▶ [Task statement] For the listing underneath, give the count of lines containing the string "Один" and nothing further.

▶ [The records]
━━━━━━

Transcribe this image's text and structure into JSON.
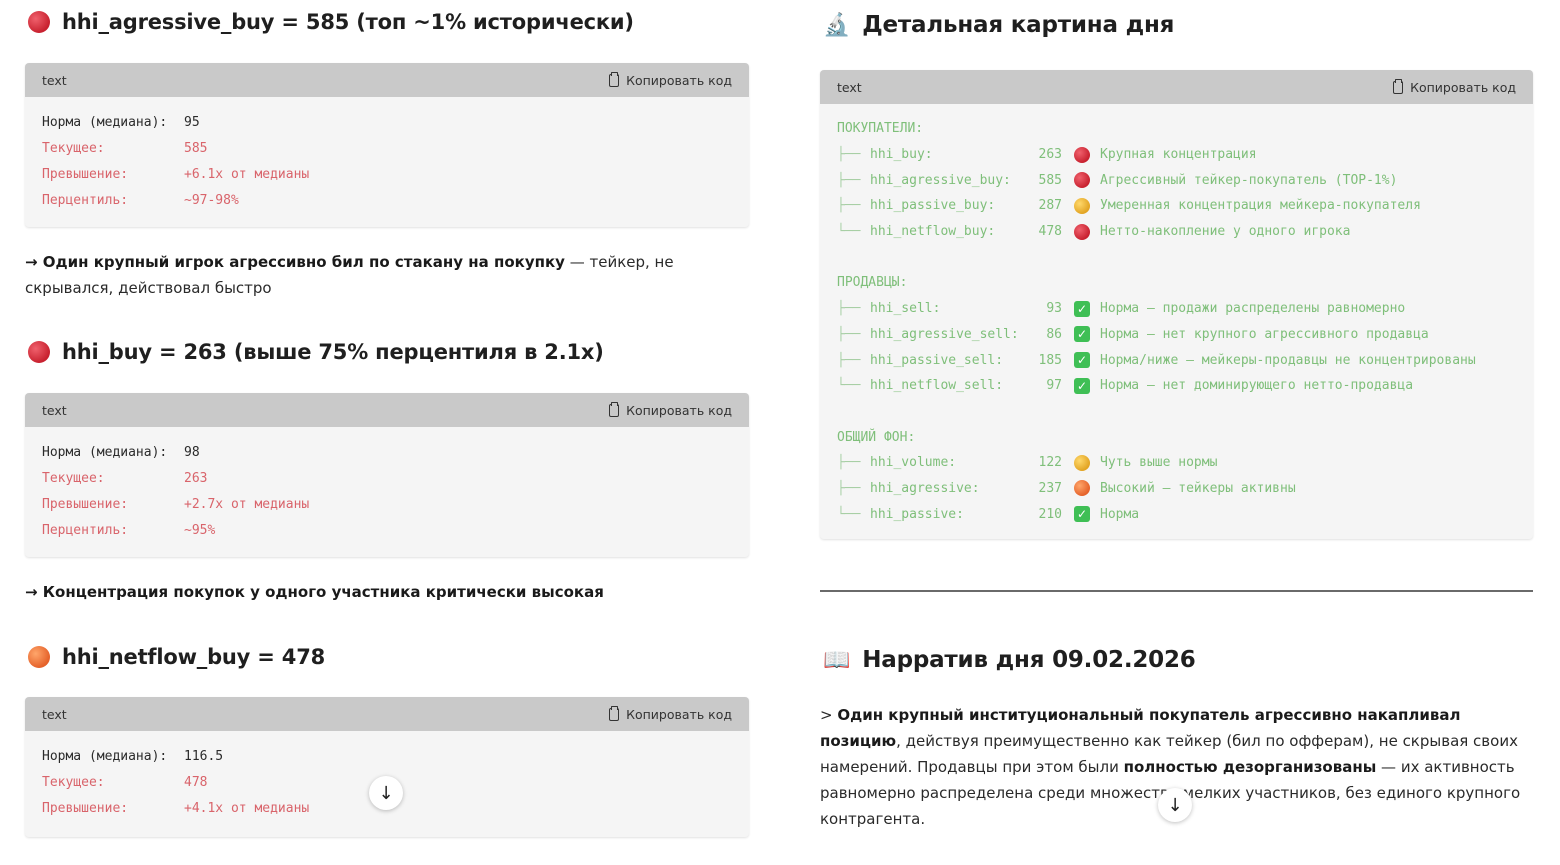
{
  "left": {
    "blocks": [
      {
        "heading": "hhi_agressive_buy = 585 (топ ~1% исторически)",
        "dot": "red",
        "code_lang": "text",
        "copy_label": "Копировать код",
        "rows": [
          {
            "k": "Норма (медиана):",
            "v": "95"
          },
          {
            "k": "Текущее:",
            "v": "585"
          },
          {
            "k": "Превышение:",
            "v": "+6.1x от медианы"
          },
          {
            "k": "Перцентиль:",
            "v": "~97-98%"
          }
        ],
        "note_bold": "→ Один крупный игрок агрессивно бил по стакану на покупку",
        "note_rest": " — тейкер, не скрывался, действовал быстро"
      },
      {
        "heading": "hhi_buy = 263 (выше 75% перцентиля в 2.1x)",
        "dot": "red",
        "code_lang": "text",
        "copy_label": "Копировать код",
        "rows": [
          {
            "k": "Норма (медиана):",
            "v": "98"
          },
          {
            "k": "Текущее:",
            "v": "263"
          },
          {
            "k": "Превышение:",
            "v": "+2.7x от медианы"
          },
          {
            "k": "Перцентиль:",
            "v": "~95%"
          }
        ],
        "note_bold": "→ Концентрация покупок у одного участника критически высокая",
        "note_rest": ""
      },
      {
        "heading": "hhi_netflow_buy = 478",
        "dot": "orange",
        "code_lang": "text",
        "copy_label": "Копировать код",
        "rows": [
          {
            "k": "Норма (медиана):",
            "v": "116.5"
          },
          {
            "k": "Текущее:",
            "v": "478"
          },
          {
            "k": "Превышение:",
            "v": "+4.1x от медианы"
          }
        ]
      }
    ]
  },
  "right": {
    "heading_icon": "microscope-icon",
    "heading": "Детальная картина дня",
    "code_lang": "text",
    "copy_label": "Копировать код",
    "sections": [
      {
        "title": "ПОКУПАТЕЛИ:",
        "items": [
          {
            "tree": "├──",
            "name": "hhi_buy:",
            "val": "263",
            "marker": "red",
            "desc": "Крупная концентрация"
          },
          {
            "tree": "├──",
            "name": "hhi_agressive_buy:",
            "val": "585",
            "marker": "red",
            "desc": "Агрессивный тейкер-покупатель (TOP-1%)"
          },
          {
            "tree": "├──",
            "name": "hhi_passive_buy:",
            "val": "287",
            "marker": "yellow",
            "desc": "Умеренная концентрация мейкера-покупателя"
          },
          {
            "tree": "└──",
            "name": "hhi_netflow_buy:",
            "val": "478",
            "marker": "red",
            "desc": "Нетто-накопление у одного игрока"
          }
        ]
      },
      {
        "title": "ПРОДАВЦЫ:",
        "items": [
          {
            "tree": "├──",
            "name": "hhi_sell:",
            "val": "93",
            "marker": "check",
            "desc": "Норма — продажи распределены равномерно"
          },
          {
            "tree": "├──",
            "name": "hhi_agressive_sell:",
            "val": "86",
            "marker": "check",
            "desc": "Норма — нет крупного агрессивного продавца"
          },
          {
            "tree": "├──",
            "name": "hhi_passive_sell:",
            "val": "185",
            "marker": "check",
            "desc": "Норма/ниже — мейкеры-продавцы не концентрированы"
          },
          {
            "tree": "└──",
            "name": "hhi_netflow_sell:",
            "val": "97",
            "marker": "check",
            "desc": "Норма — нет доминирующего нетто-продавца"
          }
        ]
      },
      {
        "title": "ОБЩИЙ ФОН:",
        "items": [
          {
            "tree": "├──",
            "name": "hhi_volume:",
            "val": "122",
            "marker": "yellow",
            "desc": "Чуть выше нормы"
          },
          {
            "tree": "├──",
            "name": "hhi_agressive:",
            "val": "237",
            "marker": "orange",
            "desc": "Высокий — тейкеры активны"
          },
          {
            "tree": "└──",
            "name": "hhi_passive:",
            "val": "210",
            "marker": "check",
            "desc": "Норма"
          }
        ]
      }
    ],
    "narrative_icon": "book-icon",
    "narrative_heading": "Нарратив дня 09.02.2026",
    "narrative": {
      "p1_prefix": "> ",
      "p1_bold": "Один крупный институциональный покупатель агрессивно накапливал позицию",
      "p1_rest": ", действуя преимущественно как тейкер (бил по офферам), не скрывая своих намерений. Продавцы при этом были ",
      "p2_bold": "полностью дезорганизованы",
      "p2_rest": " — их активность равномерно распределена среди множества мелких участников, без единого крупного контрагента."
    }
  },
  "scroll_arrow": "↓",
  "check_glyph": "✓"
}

━━━━━━

▶ [Exercise answer] 2